RECORDED DATA —
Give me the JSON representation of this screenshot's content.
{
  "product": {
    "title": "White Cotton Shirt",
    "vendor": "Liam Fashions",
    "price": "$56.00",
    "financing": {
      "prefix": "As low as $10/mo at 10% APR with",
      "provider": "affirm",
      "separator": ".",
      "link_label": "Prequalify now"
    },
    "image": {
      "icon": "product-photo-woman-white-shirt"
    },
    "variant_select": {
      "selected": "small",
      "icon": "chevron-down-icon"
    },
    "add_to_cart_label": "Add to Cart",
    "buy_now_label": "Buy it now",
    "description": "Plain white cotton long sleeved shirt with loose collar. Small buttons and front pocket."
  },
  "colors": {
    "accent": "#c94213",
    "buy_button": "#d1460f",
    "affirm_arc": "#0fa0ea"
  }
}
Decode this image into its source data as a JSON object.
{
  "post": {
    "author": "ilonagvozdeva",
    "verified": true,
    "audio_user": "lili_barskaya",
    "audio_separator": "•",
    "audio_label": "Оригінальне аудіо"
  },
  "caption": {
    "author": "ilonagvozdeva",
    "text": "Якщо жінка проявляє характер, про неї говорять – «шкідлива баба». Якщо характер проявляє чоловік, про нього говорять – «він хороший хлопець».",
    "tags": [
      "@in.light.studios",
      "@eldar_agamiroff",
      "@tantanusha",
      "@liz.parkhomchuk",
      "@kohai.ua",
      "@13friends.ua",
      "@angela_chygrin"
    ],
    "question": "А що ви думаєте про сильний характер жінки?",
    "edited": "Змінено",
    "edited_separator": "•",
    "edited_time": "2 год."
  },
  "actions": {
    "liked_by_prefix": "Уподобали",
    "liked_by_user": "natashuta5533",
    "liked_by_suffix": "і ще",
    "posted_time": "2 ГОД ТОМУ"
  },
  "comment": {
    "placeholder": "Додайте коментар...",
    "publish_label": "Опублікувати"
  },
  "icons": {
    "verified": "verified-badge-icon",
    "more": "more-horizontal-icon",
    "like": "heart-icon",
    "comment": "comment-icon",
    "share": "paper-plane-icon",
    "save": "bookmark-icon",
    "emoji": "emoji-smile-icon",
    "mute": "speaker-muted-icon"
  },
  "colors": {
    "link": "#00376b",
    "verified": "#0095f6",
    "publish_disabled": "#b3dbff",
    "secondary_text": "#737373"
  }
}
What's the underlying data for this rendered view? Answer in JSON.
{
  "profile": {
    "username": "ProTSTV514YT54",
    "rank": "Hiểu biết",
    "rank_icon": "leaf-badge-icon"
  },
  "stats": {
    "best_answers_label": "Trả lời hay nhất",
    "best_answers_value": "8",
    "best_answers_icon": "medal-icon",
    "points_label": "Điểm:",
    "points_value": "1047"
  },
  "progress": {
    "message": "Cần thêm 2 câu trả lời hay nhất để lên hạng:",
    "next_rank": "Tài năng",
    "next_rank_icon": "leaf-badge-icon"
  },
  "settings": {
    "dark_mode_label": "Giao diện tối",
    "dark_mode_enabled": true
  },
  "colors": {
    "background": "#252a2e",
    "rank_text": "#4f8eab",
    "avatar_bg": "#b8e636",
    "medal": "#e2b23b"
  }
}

GOAL —
Look through the material and copy each line that has "medal".

THE RESULT —
    "best_answers_icon": "medal-icon",
    "medal": "#e2b23b"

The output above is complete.